## Data shown
* * * * * * * * *
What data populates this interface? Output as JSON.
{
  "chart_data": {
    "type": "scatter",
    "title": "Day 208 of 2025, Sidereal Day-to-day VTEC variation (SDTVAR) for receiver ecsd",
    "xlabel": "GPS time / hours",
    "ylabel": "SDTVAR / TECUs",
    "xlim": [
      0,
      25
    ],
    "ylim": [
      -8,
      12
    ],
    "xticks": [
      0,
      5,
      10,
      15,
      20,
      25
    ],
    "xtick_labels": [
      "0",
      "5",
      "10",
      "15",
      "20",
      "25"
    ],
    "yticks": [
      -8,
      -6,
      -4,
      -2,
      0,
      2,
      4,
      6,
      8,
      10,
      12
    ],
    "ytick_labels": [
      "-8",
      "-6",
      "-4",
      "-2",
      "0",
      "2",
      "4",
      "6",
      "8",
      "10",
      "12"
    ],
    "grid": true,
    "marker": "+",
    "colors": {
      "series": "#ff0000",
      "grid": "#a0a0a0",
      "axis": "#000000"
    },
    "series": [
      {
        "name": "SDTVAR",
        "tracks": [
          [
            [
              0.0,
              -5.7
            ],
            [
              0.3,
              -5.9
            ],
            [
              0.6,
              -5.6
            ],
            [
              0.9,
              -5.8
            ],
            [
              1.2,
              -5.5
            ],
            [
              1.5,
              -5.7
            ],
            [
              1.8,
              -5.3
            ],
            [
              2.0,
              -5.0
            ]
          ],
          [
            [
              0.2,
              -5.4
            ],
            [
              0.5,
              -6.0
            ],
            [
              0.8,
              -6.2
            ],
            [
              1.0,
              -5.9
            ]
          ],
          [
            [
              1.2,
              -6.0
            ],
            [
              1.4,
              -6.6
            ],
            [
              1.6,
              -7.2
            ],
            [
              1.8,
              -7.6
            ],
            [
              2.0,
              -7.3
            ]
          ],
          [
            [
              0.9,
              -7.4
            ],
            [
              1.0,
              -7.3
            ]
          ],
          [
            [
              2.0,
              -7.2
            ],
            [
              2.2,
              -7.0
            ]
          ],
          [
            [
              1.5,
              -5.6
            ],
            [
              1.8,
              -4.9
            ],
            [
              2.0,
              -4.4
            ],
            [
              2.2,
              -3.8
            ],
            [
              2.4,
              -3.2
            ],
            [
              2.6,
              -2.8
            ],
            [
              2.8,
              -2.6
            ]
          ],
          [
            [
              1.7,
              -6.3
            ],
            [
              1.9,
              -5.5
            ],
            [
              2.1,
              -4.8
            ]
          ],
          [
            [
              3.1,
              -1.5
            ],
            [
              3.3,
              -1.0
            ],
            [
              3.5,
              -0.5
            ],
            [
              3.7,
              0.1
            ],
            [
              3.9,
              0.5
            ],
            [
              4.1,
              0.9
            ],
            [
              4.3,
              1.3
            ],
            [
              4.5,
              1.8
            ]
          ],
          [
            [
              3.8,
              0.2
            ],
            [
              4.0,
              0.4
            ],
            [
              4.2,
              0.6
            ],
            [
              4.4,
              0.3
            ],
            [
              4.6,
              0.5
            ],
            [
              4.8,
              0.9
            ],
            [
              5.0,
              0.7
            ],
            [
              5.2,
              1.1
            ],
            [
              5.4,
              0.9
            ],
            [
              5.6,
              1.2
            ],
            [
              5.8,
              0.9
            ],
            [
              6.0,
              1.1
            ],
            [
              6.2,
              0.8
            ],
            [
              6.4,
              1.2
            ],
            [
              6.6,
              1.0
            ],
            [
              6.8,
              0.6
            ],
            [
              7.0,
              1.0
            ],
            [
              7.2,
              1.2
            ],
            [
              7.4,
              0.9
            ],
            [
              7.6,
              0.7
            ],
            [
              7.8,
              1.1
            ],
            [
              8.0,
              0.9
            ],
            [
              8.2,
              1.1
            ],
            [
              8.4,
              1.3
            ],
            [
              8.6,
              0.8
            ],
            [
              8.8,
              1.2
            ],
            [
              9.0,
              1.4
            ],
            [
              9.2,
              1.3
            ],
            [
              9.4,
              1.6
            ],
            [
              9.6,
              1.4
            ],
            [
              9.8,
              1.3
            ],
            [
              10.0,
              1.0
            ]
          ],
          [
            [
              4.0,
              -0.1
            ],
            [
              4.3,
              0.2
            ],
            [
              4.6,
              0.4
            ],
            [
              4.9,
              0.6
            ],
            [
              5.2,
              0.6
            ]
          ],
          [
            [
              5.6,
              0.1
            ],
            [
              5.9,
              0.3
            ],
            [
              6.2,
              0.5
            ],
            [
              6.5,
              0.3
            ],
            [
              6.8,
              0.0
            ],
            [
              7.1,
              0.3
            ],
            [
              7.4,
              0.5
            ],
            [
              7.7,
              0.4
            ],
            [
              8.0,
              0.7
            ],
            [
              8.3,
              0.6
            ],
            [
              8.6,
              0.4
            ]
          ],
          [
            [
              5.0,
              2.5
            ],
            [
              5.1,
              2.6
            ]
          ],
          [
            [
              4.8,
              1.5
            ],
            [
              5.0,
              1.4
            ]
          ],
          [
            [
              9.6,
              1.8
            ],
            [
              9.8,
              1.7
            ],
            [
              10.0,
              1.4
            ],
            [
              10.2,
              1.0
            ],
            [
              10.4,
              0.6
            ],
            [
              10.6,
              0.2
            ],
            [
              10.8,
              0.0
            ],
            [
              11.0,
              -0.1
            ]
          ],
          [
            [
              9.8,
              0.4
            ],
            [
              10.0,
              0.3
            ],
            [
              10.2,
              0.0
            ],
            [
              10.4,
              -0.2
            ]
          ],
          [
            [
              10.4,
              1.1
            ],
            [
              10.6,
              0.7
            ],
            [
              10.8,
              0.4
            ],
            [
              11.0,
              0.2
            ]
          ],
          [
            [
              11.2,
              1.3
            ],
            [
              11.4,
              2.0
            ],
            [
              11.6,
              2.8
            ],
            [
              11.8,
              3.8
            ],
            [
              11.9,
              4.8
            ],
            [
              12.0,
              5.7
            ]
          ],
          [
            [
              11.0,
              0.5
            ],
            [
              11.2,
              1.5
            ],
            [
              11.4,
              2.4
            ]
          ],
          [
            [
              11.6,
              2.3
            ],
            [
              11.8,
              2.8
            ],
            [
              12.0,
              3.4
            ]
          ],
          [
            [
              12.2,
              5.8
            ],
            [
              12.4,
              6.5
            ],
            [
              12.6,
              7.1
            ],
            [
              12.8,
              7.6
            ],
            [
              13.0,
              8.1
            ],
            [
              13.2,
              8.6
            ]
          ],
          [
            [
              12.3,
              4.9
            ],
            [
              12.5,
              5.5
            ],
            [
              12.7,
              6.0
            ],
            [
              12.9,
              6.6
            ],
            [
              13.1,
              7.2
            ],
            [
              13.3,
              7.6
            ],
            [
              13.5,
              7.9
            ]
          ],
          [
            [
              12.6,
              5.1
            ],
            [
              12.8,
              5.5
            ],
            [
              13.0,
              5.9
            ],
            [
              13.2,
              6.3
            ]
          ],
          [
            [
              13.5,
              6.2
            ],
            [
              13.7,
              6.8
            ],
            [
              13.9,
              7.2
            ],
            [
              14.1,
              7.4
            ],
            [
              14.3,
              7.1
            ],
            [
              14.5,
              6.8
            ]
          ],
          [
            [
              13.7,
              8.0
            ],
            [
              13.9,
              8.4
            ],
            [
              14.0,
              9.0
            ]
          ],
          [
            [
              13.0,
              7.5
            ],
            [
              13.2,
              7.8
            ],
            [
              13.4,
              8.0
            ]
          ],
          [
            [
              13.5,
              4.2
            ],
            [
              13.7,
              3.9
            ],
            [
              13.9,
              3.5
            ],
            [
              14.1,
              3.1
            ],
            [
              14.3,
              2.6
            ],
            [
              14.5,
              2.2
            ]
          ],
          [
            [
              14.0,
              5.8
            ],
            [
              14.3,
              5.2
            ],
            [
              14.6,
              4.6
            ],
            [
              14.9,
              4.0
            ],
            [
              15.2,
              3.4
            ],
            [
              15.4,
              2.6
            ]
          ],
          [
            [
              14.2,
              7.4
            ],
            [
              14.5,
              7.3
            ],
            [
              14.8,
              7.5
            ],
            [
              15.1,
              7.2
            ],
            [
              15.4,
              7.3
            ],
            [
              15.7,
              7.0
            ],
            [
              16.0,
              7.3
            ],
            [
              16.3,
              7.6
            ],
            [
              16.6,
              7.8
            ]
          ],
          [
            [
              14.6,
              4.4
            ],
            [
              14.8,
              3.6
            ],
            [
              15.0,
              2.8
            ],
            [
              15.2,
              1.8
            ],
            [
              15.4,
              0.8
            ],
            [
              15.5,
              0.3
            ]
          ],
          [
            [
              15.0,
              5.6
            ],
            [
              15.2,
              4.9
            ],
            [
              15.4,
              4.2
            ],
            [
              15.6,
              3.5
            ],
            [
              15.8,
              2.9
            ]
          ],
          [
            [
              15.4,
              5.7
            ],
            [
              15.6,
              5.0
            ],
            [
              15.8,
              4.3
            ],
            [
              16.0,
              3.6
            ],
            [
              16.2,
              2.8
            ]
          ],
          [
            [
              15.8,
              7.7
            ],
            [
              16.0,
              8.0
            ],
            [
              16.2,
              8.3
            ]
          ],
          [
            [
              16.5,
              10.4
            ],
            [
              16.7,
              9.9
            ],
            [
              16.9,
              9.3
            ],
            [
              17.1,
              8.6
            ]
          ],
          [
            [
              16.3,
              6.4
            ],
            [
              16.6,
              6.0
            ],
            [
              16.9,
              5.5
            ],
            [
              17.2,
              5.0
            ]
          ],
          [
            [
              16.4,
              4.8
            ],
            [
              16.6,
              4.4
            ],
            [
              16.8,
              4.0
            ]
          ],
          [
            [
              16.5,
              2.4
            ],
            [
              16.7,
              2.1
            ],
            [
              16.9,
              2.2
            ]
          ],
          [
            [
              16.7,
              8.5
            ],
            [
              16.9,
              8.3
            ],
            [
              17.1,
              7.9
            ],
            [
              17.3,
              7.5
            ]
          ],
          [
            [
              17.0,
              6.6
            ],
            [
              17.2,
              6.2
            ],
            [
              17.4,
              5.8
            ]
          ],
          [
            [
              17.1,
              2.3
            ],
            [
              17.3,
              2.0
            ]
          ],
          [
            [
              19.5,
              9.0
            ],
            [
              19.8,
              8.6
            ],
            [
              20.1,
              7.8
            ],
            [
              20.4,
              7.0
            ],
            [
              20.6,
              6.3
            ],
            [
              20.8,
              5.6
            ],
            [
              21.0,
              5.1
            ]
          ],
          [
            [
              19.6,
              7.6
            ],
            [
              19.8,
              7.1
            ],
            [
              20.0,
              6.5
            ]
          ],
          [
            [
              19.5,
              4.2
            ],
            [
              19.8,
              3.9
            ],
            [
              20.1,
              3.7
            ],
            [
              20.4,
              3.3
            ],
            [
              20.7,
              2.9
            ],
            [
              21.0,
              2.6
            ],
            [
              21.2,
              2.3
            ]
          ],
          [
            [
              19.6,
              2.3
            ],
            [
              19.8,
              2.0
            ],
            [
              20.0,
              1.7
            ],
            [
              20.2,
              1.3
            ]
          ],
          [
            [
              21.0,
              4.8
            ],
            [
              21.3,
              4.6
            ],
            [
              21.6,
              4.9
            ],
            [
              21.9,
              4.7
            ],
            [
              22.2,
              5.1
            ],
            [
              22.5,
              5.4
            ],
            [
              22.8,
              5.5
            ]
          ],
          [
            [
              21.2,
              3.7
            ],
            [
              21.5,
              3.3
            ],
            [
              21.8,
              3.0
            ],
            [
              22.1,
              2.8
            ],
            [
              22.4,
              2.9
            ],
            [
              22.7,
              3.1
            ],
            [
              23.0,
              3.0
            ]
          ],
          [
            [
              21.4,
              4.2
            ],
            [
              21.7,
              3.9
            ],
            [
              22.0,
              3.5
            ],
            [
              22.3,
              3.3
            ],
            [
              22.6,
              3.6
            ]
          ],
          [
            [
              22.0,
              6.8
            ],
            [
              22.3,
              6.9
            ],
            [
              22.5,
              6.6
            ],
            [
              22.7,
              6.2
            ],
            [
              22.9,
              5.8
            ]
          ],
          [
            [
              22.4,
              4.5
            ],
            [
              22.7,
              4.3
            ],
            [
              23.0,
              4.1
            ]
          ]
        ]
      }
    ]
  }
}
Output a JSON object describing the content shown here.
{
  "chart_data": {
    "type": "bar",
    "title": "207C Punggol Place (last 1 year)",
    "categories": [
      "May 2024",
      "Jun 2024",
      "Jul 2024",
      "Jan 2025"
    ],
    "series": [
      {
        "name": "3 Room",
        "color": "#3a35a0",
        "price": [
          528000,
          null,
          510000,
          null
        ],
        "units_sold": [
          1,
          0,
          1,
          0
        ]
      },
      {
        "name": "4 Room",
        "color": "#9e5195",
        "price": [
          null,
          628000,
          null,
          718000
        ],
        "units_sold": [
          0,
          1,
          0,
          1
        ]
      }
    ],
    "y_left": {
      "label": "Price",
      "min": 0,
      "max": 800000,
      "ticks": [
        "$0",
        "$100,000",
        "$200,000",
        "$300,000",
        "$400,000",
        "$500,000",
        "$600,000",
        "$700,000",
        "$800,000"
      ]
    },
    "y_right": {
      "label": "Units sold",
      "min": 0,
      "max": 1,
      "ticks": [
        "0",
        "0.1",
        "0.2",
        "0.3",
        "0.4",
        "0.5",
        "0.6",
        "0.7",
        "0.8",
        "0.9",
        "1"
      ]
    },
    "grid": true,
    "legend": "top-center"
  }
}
* * * * * * * * *
## Requirement
Report every line in the data above in which the word "JSON" appears.

## Task solution
What data populates this interface? Output as JSON.
Output a JSON object describing the content shown here.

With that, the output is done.